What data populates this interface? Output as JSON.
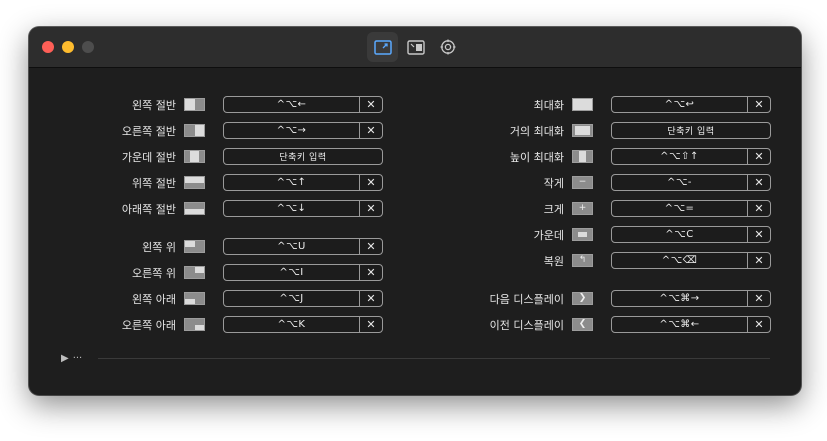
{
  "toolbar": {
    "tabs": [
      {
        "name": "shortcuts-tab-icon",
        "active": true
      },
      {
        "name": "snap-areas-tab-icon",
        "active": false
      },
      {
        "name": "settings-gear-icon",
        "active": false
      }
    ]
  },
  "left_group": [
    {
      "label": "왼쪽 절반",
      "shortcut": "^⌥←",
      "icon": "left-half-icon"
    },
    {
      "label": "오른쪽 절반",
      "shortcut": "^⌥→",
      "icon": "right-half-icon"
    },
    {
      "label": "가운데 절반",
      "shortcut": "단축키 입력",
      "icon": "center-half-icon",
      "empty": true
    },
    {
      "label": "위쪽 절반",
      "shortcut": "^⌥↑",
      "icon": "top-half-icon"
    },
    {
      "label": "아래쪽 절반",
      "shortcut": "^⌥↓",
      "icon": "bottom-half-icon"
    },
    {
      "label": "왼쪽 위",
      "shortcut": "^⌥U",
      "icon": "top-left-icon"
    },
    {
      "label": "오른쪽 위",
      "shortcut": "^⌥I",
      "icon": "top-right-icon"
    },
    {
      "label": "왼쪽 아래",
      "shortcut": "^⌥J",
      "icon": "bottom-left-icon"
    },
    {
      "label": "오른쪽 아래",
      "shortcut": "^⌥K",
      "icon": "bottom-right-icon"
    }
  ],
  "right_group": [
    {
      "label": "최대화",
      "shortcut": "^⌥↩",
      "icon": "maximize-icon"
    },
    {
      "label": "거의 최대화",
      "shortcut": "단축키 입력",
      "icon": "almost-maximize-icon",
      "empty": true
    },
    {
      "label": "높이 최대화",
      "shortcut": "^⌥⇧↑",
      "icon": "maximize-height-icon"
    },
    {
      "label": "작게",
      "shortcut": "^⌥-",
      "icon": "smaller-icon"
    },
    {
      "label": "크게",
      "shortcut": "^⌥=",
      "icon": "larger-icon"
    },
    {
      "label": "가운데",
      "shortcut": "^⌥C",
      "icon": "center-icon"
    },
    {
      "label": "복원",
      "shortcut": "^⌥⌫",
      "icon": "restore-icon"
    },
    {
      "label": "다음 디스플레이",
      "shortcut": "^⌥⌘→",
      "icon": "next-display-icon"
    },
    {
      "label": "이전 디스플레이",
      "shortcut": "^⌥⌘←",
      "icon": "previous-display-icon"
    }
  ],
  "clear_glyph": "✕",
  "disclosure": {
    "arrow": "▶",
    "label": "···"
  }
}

---*---

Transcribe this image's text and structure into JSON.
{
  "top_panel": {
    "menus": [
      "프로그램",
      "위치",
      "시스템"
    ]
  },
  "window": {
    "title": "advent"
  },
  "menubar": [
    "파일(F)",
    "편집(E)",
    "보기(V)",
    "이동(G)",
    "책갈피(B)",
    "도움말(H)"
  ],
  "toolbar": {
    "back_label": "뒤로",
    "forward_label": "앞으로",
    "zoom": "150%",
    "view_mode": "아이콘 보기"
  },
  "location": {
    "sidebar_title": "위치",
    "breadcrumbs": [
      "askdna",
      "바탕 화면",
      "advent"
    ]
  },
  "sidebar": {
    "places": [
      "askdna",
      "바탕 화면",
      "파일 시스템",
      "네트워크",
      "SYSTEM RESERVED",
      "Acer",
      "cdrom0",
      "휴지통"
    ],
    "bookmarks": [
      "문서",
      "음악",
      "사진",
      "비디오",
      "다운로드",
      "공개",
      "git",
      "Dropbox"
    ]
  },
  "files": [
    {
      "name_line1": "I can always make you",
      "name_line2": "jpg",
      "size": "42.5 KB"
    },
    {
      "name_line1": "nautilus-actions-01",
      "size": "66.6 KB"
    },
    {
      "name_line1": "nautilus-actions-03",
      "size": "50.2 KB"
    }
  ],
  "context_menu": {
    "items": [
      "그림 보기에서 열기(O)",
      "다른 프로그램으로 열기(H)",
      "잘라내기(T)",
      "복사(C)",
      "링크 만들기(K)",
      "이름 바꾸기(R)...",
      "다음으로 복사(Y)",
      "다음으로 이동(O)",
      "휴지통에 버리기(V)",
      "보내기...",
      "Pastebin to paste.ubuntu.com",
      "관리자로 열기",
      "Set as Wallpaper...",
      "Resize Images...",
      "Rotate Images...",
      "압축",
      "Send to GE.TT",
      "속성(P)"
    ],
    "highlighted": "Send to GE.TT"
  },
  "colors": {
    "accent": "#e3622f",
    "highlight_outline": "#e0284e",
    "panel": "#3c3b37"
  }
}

---*---

◆ Problem to solve ◆
Select and copy every line from the records that includes the word "this".

◆ Correct result ◆
What data populates this interface? Output as JSON.
Transcribe this image's text and structure into JSON.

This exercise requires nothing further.